+++ Supplied information

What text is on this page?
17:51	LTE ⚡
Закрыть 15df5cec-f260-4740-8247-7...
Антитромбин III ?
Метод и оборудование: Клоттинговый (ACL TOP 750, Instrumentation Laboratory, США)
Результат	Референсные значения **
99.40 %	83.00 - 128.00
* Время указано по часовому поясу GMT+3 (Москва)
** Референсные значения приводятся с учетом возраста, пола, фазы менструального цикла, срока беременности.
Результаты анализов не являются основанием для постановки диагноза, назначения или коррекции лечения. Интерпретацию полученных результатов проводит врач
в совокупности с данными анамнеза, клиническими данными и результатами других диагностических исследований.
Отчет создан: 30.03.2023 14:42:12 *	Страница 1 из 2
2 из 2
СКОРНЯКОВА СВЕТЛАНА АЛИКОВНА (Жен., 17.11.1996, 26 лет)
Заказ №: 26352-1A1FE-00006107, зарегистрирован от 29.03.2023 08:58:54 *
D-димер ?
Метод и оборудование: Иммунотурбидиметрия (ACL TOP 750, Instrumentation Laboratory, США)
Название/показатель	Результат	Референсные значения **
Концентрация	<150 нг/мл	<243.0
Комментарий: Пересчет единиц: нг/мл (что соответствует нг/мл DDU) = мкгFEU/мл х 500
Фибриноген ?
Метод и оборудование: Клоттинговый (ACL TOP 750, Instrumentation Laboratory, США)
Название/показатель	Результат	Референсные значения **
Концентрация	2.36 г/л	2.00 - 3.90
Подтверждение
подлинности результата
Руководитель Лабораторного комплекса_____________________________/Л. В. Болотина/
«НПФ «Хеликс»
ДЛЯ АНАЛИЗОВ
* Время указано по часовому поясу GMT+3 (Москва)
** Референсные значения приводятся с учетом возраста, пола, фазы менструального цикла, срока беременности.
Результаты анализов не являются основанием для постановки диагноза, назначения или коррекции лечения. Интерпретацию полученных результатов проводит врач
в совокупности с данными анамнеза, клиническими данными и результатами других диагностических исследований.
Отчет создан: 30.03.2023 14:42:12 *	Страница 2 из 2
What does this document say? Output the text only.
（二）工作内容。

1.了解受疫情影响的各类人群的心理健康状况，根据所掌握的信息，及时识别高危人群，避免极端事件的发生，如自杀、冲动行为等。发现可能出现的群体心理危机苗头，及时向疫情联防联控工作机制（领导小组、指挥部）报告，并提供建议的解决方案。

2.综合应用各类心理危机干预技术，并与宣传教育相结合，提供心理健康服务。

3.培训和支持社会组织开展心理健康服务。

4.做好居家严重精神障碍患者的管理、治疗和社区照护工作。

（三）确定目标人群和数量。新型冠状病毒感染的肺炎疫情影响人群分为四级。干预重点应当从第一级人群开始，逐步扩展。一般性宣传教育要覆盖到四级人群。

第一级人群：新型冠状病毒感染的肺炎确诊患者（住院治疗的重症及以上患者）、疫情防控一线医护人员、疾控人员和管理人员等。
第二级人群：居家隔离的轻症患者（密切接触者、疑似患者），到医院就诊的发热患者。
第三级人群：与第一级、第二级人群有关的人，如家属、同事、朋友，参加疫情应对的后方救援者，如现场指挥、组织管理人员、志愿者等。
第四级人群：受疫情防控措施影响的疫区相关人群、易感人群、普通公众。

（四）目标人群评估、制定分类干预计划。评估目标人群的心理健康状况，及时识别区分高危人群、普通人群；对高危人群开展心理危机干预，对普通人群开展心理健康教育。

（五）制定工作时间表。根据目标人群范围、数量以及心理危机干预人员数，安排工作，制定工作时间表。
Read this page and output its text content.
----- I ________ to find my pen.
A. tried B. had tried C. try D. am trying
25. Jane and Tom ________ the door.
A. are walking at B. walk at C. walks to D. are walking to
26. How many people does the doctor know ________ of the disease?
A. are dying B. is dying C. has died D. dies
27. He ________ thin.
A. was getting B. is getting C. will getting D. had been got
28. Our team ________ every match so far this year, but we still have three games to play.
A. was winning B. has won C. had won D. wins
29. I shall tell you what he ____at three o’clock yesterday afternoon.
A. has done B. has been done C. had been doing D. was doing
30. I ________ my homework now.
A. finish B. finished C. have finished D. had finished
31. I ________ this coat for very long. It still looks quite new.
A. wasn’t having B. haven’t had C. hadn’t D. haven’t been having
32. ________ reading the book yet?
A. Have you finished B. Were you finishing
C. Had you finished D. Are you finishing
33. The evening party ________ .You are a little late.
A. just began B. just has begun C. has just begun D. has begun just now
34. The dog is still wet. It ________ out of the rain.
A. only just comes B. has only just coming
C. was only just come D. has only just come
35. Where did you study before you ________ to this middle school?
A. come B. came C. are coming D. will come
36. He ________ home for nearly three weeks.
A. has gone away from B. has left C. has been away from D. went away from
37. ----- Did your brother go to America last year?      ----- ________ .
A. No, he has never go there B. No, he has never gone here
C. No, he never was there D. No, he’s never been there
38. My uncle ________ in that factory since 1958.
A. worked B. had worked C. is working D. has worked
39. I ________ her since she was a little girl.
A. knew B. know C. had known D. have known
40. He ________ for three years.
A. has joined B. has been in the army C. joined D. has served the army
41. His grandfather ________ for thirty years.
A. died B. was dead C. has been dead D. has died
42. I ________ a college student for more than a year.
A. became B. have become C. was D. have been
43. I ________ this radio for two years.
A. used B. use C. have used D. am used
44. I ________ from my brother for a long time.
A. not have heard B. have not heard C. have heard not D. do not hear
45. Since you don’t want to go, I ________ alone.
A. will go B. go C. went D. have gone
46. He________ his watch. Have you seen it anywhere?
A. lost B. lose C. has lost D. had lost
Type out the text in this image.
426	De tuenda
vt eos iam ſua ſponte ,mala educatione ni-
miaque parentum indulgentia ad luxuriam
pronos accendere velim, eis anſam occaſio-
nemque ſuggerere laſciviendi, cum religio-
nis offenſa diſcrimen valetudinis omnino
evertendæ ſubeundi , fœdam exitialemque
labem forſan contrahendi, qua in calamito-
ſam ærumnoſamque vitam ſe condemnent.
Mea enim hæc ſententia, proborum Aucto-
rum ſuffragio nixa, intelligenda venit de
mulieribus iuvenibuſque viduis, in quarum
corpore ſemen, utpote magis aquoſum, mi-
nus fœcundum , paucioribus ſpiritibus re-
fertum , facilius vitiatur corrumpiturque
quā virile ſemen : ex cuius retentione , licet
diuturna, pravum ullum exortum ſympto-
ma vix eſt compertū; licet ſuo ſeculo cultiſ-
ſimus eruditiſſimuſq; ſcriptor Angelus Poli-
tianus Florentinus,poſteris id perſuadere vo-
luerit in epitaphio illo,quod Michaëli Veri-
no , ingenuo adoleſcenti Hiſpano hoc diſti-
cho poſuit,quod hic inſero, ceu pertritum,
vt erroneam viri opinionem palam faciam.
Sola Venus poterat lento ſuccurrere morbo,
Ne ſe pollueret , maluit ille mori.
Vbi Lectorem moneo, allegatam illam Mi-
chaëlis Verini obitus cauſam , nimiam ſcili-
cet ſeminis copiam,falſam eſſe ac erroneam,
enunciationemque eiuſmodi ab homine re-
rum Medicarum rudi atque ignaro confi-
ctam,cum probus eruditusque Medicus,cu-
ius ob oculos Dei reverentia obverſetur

++++++

Written exercise.
Show all lines from the listing above in which "quod" appears.

Full response.
luerit in epitaphio illo,quod Michaëli Veri-
cho poſuit,quod hic inſero, ceu pertritum,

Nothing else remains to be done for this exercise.